Stored items:

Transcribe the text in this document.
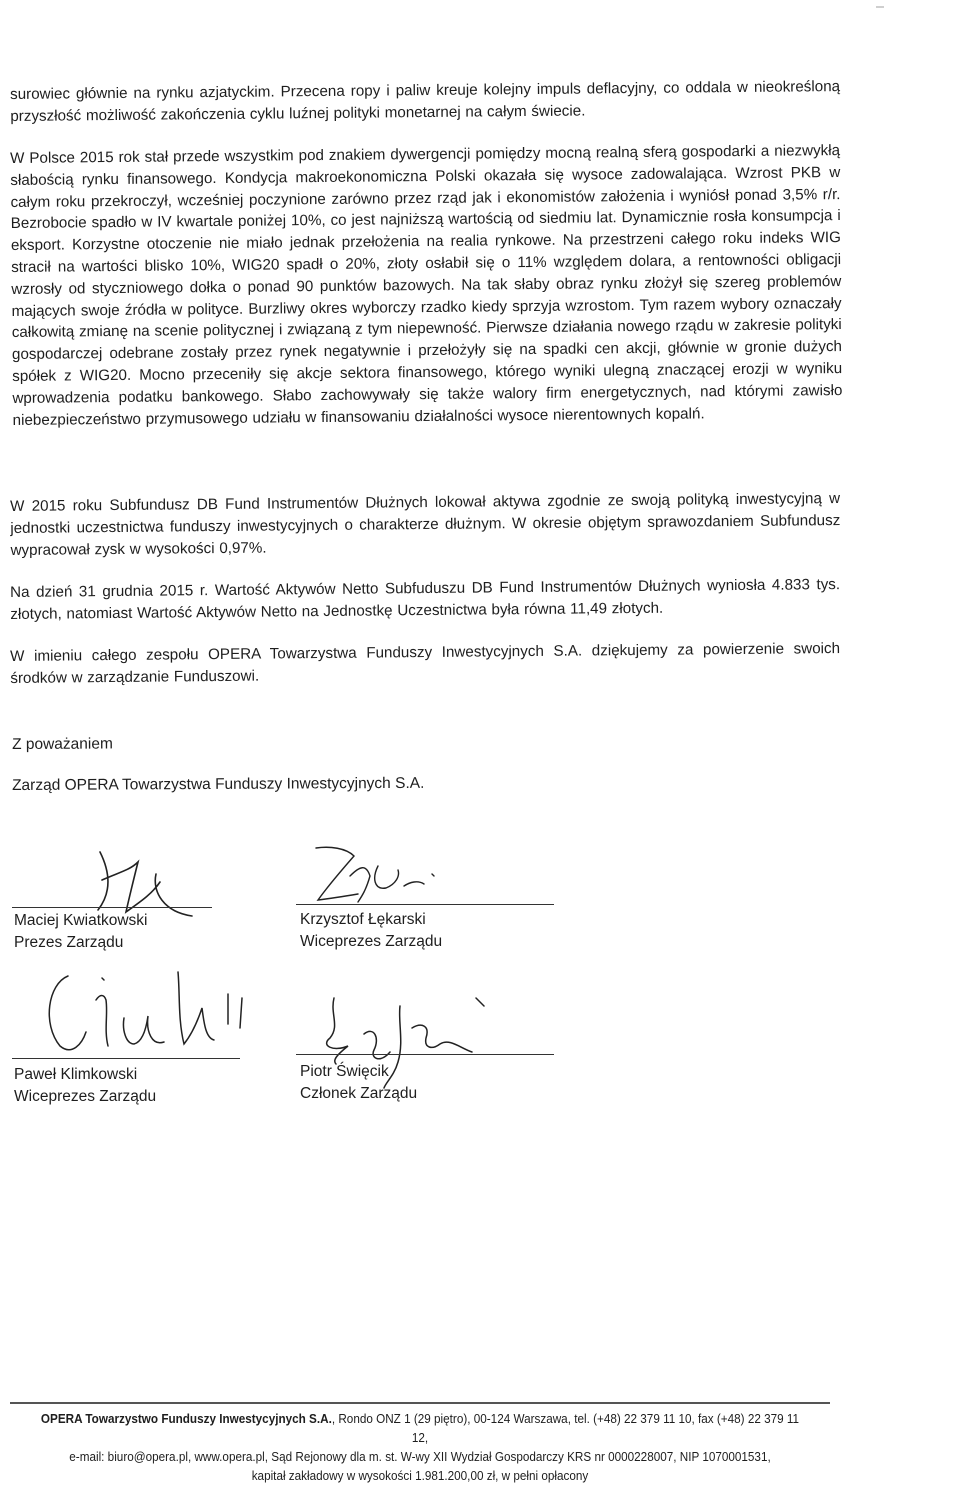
surowiec głównie na rynku azjatyckim. Przecena ropy i paliw kreuje kolejny impuls deflacyjny, co oddala w nieokreśloną przyszłość możliwość zakończenia cyklu luźnej polityki monetarnej na całym świecie.

W Polsce 2015 rok stał przede wszystkim pod znakiem dywergencji pomiędzy mocną realną sferą gospodarki a niezwykłą słabością rynku finansowego. Kondycja makroekonomiczna Polski okazała się wysoce zadowalająca. Wzrost PKB w całym roku przekroczył, wcześniej poczynione zarówno przez rząd jak i ekonomistów założenia i wyniósł ponad 3,5% r/r. Bezrobocie spadło w IV kwartale poniżej 10%, co jest najniższą wartością od siedmiu lat. Dynamicznie rosła konsumpcja i eksport. Korzystne otoczenie nie miało jednak przełożenia na realia rynkowe. Na przestrzeni całego roku indeks WIG stracił na wartości blisko 10%, WIG20 spadł o 20%, złoty osłabił się o 11% względem dolara, a rentowności obligacji wzrosły od styczniowego dołka o ponad 90 punktów bazowych. Na tak słaby obraz rynku złożył się szereg problemów mających swoje źródła w polityce. Burzliwy okres wyborczy rzadko kiedy sprzyja wzrostom. Tym razem wybory oznaczały całkowitą zmianę na scenie politycznej i związaną z tym niepewność. Pierwsze działania nowego rządu w zakresie polityki gospodarczej odebrane zostały przez rynek negatywnie i przełożyły się na spadki cen akcji, głównie w gronie dużych spółek z WIG20. Mocno przeceniły się akcje sektora finansowego, którego wyniki ulegną znaczącej erozji w wyniku wprowadzenia podatku bankowego. Słabo zachowywały się także walory firm energetycznych, nad którymi zawisło niebezpieczeństwo przymusowego udziału w finansowaniu działalności wysoce nierentownych kopalń.

W 2015 roku Subfundusz DB Fund Instrumentów Dłużnych lokował aktywa zgodnie ze swoją polityką inwestycyjną w jednostki uczestnictwa funduszy inwestycyjnych o charakterze dłużnym. W okresie objętym sprawozdaniem Subfundusz wypracował zysk w wysokości 0,97%.

Na dzień 31 grudnia 2015 r. Wartość Aktywów Netto Subfuduszu DB Fund Instrumentów Dłużnych wyniosła 4.833 tys. złotych, natomiast Wartość Aktywów Netto na Jednostkę Uczestnictwa była równa 11,49 złotych.

W imieniu całego zespołu OPERA Towarzystwa Funduszy Inwestycyjnych S.A. dziękujemy za powierzenie swoich środków w zarządzanie Funduszowi.

Z poważaniem
Zarząd OPERA Towarzystwa Funduszy Inwestycyjnych S.A.
Maciej Kwiatkowski
Prezes Zarządu
Krzysztof Łękarski
Wiceprezes Zarządu
Paweł Klimkowski
Wiceprezes Zarządu
Piotr Święcik
Członek Zarządu
OPERA Towarzystwo Funduszy Inwestycyjnych S.A., Rondo ONZ 1 (29 piętro), 00-124 Warszawa, tel. (+48) 22 379 11 10, fax (+48) 22 379 11 12,
e-mail: biuro@opera.pl, www.opera.pl, Sąd Rejonowy dla m. st. W-wy XII Wydział Gospodarczy KRS nr 0000228007, NIP 1070001531,
kapitał zakładowy w wysokości 1.981.200,00 zł, w pełni opłacony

--- What to work on ---
Each entry above is to be written out again unchanged, apart from the pictures, which are left out.

--- Exercise solution ---
Transcribe the text in this document.
surowiec głównie na rynku azjatyckim. Przecena ropy i paliw kreuje kolejny impuls deflacyjny, co oddala w nieokreśloną przyszłość możliwość zakończenia cyklu luźnej polityki monetarnej na całym świecie.

W Polsce 2015 rok stał przede wszystkim pod znakiem dywergencji pomiędzy mocną realną sferą gospodarki a niezwykłą słabością rynku finansowego. Kondycja makroekonomiczna Polski okazała się wysoce zadowalająca. Wzrost PKB w całym roku przekroczył, wcześniej poczynione zarówno przez rząd jak i ekonomistów założenia i wyniósł ponad 3,5% r/r. Bezrobocie spadło w IV kwartale poniżej 10%, co jest najniższą wartością od siedmiu lat. Dynamicznie rosła konsumpcja i eksport. Korzystne otoczenie nie miało jednak przełożenia na realia rynkowe. Na przestrzeni całego roku indeks WIG stracił na wartości blisko 10%, WIG20 spadł o 20%, złoty osłabił się o 11% względem dolara, a rentowności obligacji wzrosły od styczniowego dołka o ponad 90 punktów bazowych. Na tak słaby obraz rynku złożył się szereg problemów mających swoje źródła w polityce. Burzliwy okres wyborczy rzadko kiedy sprzyja wzrostom. Tym razem wybory oznaczały całkowitą zmianę na scenie politycznej i związaną z tym niepewność. Pierwsze działania nowego rządu w zakresie polityki gospodarczej odebrane zostały przez rynek negatywnie i przełożyły się na spadki cen akcji, głównie w gronie dużych spółek z WIG20. Mocno przeceniły się akcje sektora finansowego, którego wyniki ulegną znaczącej erozji w wyniku wprowadzenia podatku bankowego. Słabo zachowywały się także walory firm energetycznych, nad którymi zawisło niebezpieczeństwo przymusowego udziału w finansowaniu działalności wysoce nierentownych kopalń.

W 2015 roku Subfundusz DB Fund Instrumentów Dłużnych lokował aktywa zgodnie ze swoją polityką inwestycyjną w jednostki uczestnictwa funduszy inwestycyjnych o charakterze dłużnym. W okresie objętym sprawozdaniem Subfundusz wypracował zysk w wysokości 0,97%.

Na dzień 31 grudnia 2015 r. Wartość Aktywów Netto Subfuduszu DB Fund Instrumentów Dłużnych wyniosła 4.833 tys. złotych, natomiast Wartość Aktywów Netto na Jednostkę Uczestnictwa była równa 11,49 złotych.

W imieniu całego zespołu OPERA Towarzystwa Funduszy Inwestycyjnych S.A. dziękujemy za powierzenie swoich środków w zarządzanie Funduszowi.

Z poważaniem
Zarząd OPERA Towarzystwa Funduszy Inwestycyjnych S.A.
Maciej Kwiatkowski
Prezes Zarządu
Krzysztof Łękarski
Wiceprezes Zarządu
Paweł Klimkowski
Wiceprezes Zarządu
Piotr Święcik
Członek Zarządu
OPERA Towarzystwo Funduszy Inwestycyjnych S.A., Rondo ONZ 1 (29 piętro), 00-124 Warszawa, tel. (+48) 22 379 11 10, fax (+48) 22 379 11 12,
e-mail: biuro@opera.pl, www.opera.pl, Sąd Rejonowy dla m. st. W-wy XII Wydział Gospodarczy KRS nr 0000228007, NIP 1070001531,
kapitał zakładowy w wysokości 1.981.200,00 zł, w pełni opłacony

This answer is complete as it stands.